Stored records
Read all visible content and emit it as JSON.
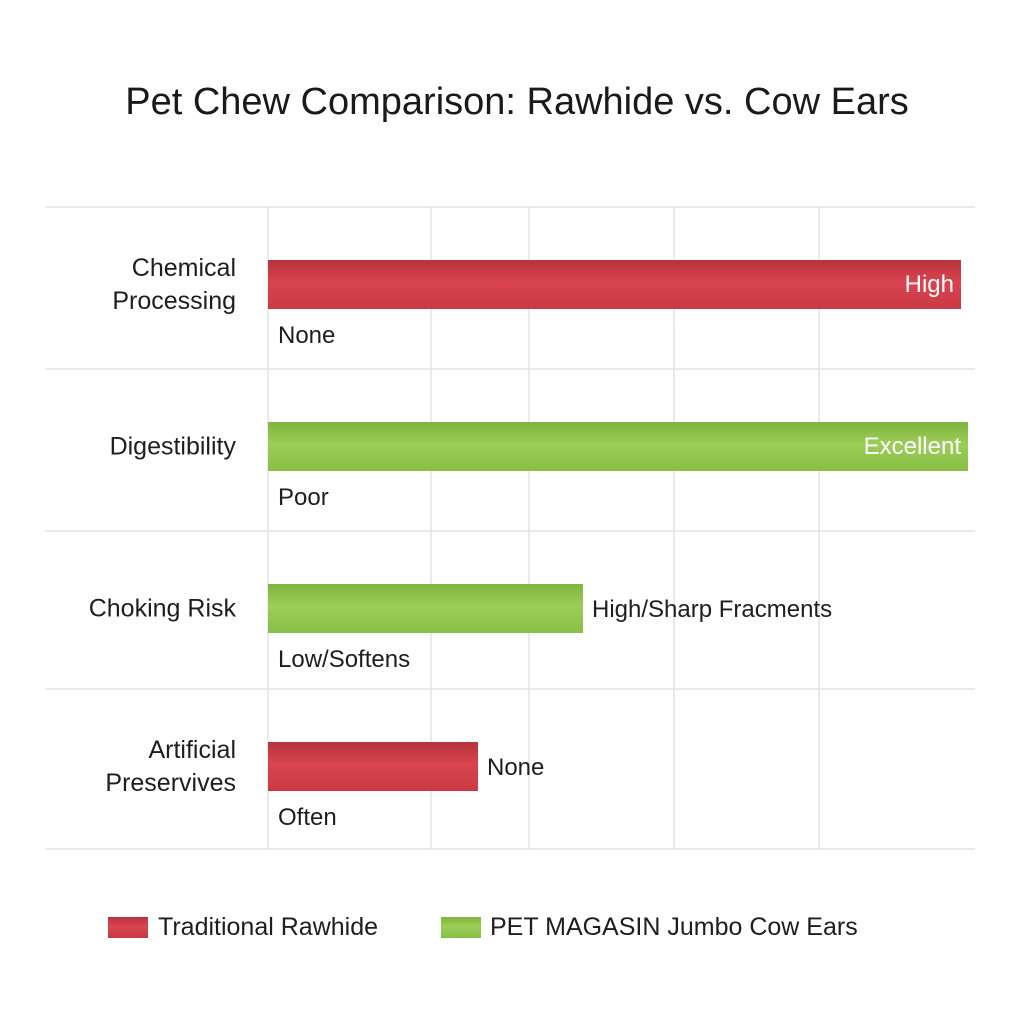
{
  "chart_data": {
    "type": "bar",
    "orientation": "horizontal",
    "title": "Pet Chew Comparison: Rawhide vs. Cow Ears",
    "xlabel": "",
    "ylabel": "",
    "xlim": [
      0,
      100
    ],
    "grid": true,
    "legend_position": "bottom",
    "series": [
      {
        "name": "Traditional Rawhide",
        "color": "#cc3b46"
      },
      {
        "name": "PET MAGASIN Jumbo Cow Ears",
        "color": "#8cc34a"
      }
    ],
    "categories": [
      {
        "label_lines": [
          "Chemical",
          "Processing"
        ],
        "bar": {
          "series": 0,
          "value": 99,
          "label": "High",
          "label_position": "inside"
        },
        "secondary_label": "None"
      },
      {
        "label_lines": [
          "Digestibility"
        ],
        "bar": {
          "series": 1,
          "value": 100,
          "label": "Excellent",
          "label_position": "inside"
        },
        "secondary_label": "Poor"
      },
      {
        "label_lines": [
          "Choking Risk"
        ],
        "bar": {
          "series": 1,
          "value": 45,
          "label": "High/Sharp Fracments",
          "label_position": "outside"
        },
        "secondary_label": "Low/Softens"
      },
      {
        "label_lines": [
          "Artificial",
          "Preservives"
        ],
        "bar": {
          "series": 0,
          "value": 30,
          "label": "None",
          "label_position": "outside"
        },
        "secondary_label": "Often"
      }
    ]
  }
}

What the exercise asks
Count every line in the preceding entries where the string "Rawhide" appears, then state only the total.

Reply to the exercise
2